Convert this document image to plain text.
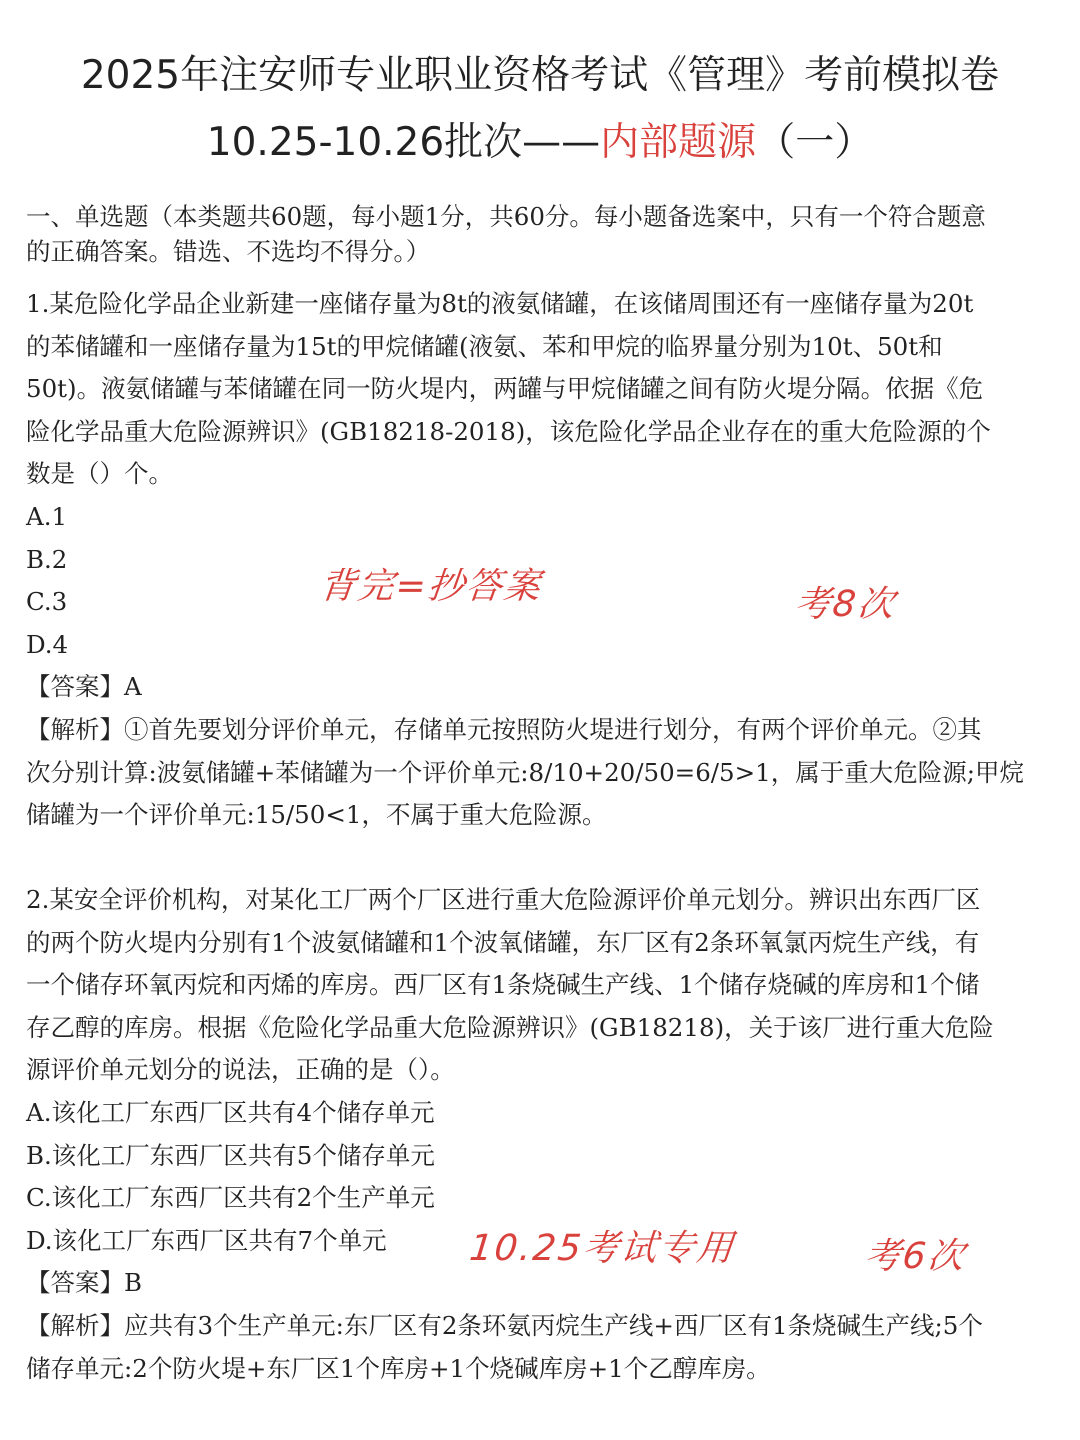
2025年注安师专业职业资格考试《管理》考前模拟卷
10.25-10.26批次——内部题源（一）
一、单选题（本类题共60题，每小题1分，共60分。每小题备选案中，只有一个符合题意
的正确答案。错选、不选均不得分。）
1.某危险化学品企业新建一座储存量为8t的液氨储罐，在该储周围还有一座储存量为20t
的苯储罐和一座储存量为15t的甲烷储罐(液氨、苯和甲烷的临界量分别为10t、50t和
50t)。液氨储罐与苯储罐在同一防火堤内，两罐与甲烷储罐之间有防火堤分隔。依据《危
险化学品重大危险源辨识》(GB18218-2018)，该危险化学品企业存在的重大危险源的个
数是（）个。
A.1
B.2
C.3
D.4
【答案】A
【解析】①首先要划分评价单元，存储单元按照防火堤进行划分，有两个评价单元。②其
次分别计算:波氨储罐+苯储罐为一个评价单元:8/10+20/50=6/5>1，属于重大危险源;甲烷
储罐为一个评价单元:15/50<1，不属于重大危险源。
2.某安全评价机构，对某化工厂两个厂区进行重大危险源评价单元划分。辨识出东西厂区
的两个防火堤内分别有1个波氨储罐和1个波氧储罐，东厂区有2条环氧氯丙烷生产线，有
一个储存环氧丙烷和丙烯的库房。西厂区有1条烧碱生产线、1个储存烧碱的库房和1个储
存乙醇的库房。根据《危险化学品重大危险源辨识》(GB18218)，关于该厂进行重大危险
源评价单元划分的说法，正确的是（）。
A.该化工厂东西厂区共有4个储存单元
B.该化工厂东西厂区共有5个储存单元
C.该化工厂东西厂区共有2个生产单元
D.该化工厂东西厂区共有7个单元
【答案】B
【解析】应共有3个生产单元:东厂区有2条环氨丙烷生产线+西厂区有1条烧碱生产线;5个
储存单元:2个防火堤+东厂区1个库房+1个烧碱库房+1个乙醇库房。
背完=抄答案	考8次
10.25考试专用	考6次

→ EXERCISE INSTRUCTIONS
Reproduce all of the material above word for word. Omit the pictures.

→ SOLVED EXERCISE
Convert this document image to plain text.
2025年注安师专业职业资格考试《管理》考前模拟卷
10.25-10.26批次——内部题源（一）
一、单选题（本类题共60题，每小题1分，共60分。每小题备选案中，只有一个符合题意
的正确答案。错选、不选均不得分。）
1.某危险化学品企业新建一座储存量为8t的液氨储罐，在该储周围还有一座储存量为20t
的苯储罐和一座储存量为15t的甲烷储罐(液氨、苯和甲烷的临界量分别为10t、50t和
50t)。液氨储罐与苯储罐在同一防火堤内，两罐与甲烷储罐之间有防火堤分隔。依据《危
险化学品重大危险源辨识》(GB18218-2018)，该危险化学品企业存在的重大危险源的个
数是（）个。
A.1
B.2
C.3
D.4
【答案】A
【解析】①首先要划分评价单元，存储单元按照防火堤进行划分，有两个评价单元。②其
次分别计算:波氨储罐+苯储罐为一个评价单元:8/10+20/50=6/5>1，属于重大危险源;甲烷
储罐为一个评价单元:15/50<1，不属于重大危险源。
2.某安全评价机构，对某化工厂两个厂区进行重大危险源评价单元划分。辨识出东西厂区
的两个防火堤内分别有1个波氨储罐和1个波氧储罐，东厂区有2条环氧氯丙烷生产线，有
一个储存环氧丙烷和丙烯的库房。西厂区有1条烧碱生产线、1个储存烧碱的库房和1个储
存乙醇的库房。根据《危险化学品重大危险源辨识》(GB18218)，关于该厂进行重大危险
源评价单元划分的说法，正确的是（）。
A.该化工厂东西厂区共有4个储存单元
B.该化工厂东西厂区共有5个储存单元
C.该化工厂东西厂区共有2个生产单元
D.该化工厂东西厂区共有7个单元
【答案】B
【解析】应共有3个生产单元:东厂区有2条环氨丙烷生产线+西厂区有1条烧碱生产线;5个
储存单元:2个防火堤+东厂区1个库房+1个烧碱库房+1个乙醇库房。
背完=抄答案	考8次
10.25考试专用	考6次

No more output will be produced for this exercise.